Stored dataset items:

■ ■ ■

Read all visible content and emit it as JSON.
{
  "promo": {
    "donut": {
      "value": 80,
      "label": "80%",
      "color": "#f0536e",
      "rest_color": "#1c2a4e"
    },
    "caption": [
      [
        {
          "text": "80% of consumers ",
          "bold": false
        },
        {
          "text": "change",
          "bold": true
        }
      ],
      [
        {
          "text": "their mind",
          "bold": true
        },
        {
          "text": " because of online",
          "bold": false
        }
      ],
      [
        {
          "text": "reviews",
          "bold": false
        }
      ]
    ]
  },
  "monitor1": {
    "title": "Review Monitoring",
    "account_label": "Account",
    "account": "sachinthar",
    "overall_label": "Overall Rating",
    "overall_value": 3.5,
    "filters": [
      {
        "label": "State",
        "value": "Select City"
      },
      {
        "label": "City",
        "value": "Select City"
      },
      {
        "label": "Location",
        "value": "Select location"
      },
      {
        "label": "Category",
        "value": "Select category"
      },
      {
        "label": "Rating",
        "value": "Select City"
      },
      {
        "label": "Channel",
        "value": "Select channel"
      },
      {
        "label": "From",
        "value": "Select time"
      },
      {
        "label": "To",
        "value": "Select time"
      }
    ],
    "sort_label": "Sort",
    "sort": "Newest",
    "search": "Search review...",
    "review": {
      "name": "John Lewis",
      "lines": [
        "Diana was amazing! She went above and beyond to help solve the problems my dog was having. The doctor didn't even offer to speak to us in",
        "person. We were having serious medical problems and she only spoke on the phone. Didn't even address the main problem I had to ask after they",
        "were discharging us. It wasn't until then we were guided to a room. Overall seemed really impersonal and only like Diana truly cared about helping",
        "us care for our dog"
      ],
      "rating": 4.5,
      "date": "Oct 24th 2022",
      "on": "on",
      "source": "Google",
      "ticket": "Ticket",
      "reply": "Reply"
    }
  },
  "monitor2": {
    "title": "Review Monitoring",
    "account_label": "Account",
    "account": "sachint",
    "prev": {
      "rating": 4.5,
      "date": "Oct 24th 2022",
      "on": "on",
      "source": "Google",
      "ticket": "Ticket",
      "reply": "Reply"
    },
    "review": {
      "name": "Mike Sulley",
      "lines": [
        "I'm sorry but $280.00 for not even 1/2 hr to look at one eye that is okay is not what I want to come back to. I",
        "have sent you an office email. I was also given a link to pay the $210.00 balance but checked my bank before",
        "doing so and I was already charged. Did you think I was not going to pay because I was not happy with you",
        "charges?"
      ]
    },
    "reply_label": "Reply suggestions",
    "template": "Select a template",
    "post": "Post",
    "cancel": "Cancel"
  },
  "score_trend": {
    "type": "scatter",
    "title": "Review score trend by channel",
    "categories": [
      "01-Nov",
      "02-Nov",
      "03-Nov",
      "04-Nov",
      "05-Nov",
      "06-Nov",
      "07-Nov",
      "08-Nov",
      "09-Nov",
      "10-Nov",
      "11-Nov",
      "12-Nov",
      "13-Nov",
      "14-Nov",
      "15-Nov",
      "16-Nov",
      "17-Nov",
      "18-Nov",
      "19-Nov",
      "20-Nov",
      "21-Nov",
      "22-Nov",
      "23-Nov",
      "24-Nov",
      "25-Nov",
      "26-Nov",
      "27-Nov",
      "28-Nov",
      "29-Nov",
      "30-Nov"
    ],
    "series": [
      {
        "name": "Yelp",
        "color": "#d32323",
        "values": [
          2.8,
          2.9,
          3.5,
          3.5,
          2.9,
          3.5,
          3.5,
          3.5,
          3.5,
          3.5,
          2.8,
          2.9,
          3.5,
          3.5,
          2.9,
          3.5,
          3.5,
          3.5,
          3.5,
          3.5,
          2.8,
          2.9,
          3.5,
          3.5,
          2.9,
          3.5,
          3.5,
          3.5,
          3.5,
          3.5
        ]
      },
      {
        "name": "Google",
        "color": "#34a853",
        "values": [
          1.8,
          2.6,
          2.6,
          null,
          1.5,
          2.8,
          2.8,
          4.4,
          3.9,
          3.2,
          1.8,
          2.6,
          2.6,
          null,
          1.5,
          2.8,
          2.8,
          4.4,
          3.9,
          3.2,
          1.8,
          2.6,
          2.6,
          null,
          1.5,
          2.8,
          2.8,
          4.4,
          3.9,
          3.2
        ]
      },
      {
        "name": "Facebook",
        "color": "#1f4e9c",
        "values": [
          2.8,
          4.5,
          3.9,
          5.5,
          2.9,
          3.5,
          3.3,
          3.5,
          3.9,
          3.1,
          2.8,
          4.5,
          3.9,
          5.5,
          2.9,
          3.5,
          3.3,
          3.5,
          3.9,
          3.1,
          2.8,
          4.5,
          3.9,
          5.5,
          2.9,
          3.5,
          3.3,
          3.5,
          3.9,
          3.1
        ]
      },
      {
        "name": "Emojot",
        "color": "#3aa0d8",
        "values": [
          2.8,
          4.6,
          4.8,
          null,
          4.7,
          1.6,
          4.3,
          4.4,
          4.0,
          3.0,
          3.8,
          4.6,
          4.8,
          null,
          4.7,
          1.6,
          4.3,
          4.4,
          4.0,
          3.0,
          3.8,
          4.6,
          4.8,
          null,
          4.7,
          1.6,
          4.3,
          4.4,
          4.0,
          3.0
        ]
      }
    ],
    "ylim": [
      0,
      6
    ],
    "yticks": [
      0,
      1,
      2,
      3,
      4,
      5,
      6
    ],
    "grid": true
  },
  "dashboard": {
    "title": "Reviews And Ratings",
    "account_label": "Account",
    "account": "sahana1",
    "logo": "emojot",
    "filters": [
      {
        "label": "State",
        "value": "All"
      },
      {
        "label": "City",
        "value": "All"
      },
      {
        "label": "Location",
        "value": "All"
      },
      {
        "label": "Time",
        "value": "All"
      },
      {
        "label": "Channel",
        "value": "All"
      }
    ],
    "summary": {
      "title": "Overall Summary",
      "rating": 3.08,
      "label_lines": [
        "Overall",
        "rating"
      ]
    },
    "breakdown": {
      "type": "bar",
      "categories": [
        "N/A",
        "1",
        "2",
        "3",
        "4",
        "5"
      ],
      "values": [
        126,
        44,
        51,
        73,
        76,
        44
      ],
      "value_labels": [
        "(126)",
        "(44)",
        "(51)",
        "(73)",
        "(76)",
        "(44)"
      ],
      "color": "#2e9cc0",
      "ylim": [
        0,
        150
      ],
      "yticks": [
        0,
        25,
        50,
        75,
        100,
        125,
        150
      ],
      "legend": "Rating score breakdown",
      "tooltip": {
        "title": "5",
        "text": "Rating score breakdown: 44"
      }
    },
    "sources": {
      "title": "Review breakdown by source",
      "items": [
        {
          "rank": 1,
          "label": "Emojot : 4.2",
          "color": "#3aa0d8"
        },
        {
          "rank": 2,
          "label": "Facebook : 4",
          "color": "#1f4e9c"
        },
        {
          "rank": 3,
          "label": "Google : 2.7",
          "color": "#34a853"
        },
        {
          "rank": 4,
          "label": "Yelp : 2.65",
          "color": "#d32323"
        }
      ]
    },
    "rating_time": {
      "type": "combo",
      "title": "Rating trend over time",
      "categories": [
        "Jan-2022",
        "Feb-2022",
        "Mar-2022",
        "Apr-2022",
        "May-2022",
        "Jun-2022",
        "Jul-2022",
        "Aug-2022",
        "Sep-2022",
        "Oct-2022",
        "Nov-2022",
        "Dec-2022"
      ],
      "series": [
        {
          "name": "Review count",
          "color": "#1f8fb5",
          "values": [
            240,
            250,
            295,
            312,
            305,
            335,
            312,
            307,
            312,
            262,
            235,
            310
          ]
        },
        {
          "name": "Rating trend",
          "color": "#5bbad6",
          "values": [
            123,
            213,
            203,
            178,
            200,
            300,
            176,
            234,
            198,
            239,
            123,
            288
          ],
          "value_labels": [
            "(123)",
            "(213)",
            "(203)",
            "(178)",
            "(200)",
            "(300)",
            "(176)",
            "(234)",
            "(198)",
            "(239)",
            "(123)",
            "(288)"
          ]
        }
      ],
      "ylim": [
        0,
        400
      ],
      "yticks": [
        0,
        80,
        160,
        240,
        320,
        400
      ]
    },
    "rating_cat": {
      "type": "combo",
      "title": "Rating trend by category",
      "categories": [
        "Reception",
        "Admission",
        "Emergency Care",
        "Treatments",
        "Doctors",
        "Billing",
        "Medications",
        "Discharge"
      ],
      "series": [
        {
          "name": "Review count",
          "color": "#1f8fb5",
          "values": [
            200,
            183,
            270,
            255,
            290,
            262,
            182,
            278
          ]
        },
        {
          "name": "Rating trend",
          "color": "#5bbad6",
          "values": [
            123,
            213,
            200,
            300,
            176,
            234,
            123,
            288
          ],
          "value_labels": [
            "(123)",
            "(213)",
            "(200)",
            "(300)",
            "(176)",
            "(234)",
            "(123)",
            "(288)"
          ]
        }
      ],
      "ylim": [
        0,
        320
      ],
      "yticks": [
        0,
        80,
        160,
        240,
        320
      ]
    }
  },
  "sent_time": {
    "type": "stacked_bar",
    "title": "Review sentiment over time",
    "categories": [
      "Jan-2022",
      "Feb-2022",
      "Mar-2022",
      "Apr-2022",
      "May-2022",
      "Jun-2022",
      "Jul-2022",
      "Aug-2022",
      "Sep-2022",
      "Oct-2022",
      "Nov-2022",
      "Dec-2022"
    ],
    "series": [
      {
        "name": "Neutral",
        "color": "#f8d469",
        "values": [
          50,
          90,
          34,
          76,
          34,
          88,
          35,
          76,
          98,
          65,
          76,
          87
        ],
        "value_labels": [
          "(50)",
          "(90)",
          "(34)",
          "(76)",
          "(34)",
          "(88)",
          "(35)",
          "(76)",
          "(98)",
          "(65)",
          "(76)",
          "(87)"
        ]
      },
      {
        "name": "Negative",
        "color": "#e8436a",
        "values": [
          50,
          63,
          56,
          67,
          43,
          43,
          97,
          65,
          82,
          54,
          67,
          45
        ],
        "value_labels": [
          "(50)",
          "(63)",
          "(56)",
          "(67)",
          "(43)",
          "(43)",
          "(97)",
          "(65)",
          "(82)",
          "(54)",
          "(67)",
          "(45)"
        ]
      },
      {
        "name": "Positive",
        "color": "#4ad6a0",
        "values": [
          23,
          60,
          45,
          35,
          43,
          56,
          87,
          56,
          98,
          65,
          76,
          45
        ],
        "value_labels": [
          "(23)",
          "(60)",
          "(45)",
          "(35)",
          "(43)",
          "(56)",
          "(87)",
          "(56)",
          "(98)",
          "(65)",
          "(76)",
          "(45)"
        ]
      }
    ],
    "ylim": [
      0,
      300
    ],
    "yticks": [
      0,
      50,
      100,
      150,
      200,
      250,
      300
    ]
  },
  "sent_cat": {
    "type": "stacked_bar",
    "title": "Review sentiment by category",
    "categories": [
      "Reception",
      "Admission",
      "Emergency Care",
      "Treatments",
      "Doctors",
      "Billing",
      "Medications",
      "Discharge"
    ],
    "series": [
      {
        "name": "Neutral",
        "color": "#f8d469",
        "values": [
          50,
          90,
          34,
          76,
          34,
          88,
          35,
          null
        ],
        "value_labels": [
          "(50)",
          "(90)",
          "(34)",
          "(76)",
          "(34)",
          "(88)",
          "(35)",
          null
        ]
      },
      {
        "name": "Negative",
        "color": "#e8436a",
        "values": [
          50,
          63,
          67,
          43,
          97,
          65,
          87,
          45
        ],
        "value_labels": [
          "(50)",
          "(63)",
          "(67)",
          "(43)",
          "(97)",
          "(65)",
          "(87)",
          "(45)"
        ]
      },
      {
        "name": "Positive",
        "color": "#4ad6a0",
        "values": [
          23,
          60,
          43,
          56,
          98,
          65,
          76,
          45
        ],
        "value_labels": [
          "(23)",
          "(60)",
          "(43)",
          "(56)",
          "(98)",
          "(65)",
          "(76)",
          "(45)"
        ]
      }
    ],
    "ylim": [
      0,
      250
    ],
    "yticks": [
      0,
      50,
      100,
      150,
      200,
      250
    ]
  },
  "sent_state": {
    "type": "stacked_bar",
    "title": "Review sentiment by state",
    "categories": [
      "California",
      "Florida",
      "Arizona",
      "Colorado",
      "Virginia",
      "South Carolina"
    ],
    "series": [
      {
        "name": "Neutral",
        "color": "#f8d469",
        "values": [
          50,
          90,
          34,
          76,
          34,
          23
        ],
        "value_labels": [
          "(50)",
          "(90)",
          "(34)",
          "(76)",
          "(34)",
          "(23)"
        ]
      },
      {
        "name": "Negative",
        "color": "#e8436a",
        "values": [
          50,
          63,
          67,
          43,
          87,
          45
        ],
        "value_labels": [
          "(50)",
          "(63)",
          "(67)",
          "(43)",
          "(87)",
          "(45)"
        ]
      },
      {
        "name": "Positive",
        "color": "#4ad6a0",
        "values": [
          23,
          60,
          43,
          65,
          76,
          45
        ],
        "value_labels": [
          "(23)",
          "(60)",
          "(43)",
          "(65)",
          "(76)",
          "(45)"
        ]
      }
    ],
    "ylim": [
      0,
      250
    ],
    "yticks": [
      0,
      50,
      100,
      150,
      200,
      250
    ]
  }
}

■ ■ ■

Given request: Copy out every line of the data that includes the word "because".

Answer:
          "text": " because of online",
        "doing so and I was already charged. Did you think I was not going to pay because I was not happy with you",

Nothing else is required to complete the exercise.